→ Task details:
Write out every record in full, exactly as written, please.

(Stored data entries)
------------

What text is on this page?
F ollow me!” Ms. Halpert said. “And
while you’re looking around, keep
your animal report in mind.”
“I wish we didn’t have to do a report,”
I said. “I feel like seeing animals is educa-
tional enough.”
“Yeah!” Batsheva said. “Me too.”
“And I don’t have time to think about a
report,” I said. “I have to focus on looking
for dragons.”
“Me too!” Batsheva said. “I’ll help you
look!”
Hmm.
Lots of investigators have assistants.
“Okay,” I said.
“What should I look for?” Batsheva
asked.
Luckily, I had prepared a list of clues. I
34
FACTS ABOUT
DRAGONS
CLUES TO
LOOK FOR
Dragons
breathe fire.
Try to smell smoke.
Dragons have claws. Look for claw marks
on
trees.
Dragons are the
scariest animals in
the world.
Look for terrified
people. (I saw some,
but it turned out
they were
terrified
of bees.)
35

------------

→ The reply:
What text is on this page?
F ollow me!” Ms. Halpert said. “And
while you’re looking around, keep
your animal report in mind.”
“I wish we didn’t have to do a report,”
I said. “I feel like seeing animals is educa-
tional enough.”
“Yeah!” Batsheva said. “Me too.”
“And I don’t have time to think about a
report,” I said. “I have to focus on looking
for dragons.”
“Me too!” Batsheva said. “I’ll help you
look!”
Hmm.
Lots of investigators have assistants.
“Okay,” I said.
“What should I look for?” Batsheva
asked.
Luckily, I had prepared a list of clues. I
34
FACTS ABOUT
DRAGONS
CLUES TO
LOOK FOR
Dragons
breathe fire.
Try to smell smoke.
Dragons have claws. Look for claw marks
on
trees.
Dragons are the
scariest animals in
the world.
Look for terrified
people. (I saw some,
but it turned out
they were
terrified
of bees.)
35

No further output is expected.